Written instruction:
What follows is a block of records; reproduce all of it verbatim.

Information provided:

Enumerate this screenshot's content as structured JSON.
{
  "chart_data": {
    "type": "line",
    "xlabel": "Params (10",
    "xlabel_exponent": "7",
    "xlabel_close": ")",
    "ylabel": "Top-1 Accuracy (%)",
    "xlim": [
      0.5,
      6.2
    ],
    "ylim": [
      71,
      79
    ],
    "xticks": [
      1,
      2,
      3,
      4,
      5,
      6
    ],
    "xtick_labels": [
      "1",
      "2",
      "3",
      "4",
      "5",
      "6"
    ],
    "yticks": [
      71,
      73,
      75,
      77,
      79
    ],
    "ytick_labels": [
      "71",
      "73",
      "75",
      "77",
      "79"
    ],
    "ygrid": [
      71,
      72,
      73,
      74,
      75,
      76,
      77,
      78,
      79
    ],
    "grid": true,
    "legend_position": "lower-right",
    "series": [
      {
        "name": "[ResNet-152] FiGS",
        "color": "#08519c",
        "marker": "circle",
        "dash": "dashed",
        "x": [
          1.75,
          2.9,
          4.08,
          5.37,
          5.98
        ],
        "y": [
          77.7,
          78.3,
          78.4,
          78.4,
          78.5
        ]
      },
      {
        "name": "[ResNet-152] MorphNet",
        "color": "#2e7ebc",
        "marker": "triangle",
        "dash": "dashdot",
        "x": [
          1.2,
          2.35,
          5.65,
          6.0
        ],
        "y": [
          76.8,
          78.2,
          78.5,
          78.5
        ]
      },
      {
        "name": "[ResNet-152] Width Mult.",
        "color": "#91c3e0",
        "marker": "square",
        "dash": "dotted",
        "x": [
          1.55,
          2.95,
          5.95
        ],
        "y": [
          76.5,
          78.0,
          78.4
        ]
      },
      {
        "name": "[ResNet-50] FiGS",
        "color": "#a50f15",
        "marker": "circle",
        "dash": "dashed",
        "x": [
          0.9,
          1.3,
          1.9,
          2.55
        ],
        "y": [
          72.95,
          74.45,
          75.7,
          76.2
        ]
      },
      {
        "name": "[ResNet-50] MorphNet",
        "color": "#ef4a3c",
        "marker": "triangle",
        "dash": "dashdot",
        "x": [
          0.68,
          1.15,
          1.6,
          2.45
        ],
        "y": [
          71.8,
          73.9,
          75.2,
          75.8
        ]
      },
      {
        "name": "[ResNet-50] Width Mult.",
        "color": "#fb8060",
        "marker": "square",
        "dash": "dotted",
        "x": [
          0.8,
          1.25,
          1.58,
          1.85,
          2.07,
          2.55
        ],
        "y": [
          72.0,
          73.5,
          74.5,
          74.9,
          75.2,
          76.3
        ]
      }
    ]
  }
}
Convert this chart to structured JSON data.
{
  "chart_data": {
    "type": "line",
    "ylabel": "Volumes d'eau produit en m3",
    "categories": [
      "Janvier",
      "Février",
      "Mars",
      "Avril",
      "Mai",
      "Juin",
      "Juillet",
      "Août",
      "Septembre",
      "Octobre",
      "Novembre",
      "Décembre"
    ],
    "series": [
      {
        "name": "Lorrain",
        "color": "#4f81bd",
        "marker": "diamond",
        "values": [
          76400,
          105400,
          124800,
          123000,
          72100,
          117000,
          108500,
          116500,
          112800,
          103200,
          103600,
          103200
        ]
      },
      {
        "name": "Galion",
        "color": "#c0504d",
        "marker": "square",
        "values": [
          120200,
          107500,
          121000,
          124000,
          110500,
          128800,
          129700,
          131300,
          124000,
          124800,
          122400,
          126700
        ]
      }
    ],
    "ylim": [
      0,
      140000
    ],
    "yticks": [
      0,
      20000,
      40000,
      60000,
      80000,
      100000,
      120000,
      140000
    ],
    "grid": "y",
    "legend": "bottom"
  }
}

Exercise result:
Enumerate this screenshot's content as structured JSON.
{
  "chart_data": {
    "type": "line",
    "xlabel": "Params (10",
    "xlabel_exponent": "7",
    "xlabel_close": ")",
    "ylabel": "Top-1 Accuracy (%)",
    "xlim": [
      0.5,
      6.2
    ],
    "ylim": [
      71,
      79
    ],
    "xticks": [
      1,
      2,
      3,
      4,
      5,
      6
    ],
    "xtick_labels": [
      "1",
      "2",
      "3",
      "4",
      "5",
      "6"
    ],
    "yticks": [
      71,
      73,
      75,
      77,
      79
    ],
    "ytick_labels": [
      "71",
      "73",
      "75",
      "77",
      "79"
    ],
    "ygrid": [
      71,
      72,
      73,
      74,
      75,
      76,
      77,
      78,
      79
    ],
    "grid": true,
    "legend_position": "lower-right",
    "series": [
      {
        "name": "[ResNet-152] FiGS",
        "color": "#08519c",
        "marker": "circle",
        "dash": "dashed",
        "x": [
          1.75,
          2.9,
          4.08,
          5.37,
          5.98
        ],
        "y": [
          77.7,
          78.3,
          78.4,
          78.4,
          78.5
        ]
      },
      {
        "name": "[ResNet-152] MorphNet",
        "color": "#2e7ebc",
        "marker": "triangle",
        "dash": "dashdot",
        "x": [
          1.2,
          2.35,
          5.65,
          6.0
        ],
        "y": [
          76.8,
          78.2,
          78.5,
          78.5
        ]
      },
      {
        "name": "[ResNet-152] Width Mult.",
        "color": "#91c3e0",
        "marker": "square",
        "dash": "dotted",
        "x": [
          1.55,
          2.95,
          5.95
        ],
        "y": [
          76.5,
          78.0,
          78.4
        ]
      },
      {
        "name": "[ResNet-50] FiGS",
        "color": "#a50f15",
        "marker": "circle",
        "dash": "dashed",
        "x": [
          0.9,
          1.3,
          1.9,
          2.55
        ],
        "y": [
          72.95,
          74.45,
          75.7,
          76.2
        ]
      },
      {
        "name": "[ResNet-50] MorphNet",
        "color": "#ef4a3c",
        "marker": "triangle",
        "dash": "dashdot",
        "x": [
          0.68,
          1.15,
          1.6,
          2.45
        ],
        "y": [
          71.8,
          73.9,
          75.2,
          75.8
        ]
      },
      {
        "name": "[ResNet-50] Width Mult.",
        "color": "#fb8060",
        "marker": "square",
        "dash": "dotted",
        "x": [
          0.8,
          1.25,
          1.58,
          1.85,
          2.07,
          2.55
        ],
        "y": [
          72.0,
          73.5,
          74.5,
          74.9,
          75.2,
          76.3
        ]
      }
    ]
  }
}
Convert this chart to structured JSON data.
{
  "chart_data": {
    "type": "line",
    "ylabel": "Volumes d'eau produit en m3",
    "categories": [
      "Janvier",
      "Février",
      "Mars",
      "Avril",
      "Mai",
      "Juin",
      "Juillet",
      "Août",
      "Septembre",
      "Octobre",
      "Novembre",
      "Décembre"
    ],
    "series": [
      {
        "name": "Lorrain",
        "color": "#4f81bd",
        "marker": "diamond",
        "values": [
          76400,
          105400,
          124800,
          123000,
          72100,
          117000,
          108500,
          116500,
          112800,
          103200,
          103600,
          103200
        ]
      },
      {
        "name": "Galion",
        "color": "#c0504d",
        "marker": "square",
        "values": [
          120200,
          107500,
          121000,
          124000,
          110500,
          128800,
          129700,
          131300,
          124000,
          124800,
          122400,
          126700
        ]
      }
    ],
    "ylim": [
      0,
      140000
    ],
    "yticks": [
      0,
      20000,
      40000,
      60000,
      80000,
      100000,
      120000,
      140000
    ],
    "grid": "y",
    "legend": "bottom"
  }
}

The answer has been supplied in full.